What needs to be done = Count the lines that hold the string "relative". Reply with the number alone.

Listed entries =
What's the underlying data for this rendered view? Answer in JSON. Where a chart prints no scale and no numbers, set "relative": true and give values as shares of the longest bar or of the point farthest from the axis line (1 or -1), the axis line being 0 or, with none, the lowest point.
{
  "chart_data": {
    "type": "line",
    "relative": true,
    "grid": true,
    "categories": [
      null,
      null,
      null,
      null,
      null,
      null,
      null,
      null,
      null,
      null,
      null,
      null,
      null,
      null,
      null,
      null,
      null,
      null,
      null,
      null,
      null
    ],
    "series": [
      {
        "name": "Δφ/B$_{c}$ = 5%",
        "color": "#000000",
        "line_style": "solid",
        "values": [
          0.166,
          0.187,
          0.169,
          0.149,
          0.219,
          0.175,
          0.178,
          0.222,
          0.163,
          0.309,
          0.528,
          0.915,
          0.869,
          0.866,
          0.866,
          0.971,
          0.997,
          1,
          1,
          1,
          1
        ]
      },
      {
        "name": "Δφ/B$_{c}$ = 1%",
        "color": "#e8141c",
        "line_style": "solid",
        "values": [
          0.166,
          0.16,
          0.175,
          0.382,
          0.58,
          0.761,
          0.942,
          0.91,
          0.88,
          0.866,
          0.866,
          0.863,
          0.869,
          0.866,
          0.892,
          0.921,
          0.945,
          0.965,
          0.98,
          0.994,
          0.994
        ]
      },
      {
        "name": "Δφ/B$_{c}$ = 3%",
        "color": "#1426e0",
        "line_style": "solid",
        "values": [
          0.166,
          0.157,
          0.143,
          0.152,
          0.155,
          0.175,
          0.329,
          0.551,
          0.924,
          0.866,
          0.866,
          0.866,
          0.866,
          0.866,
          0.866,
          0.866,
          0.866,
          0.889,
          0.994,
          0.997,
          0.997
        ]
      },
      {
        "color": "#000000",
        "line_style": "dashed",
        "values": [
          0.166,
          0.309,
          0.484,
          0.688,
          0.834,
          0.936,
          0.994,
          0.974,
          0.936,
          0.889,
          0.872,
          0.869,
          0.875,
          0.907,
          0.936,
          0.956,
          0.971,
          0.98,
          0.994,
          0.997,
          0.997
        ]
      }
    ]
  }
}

Solved problem = 2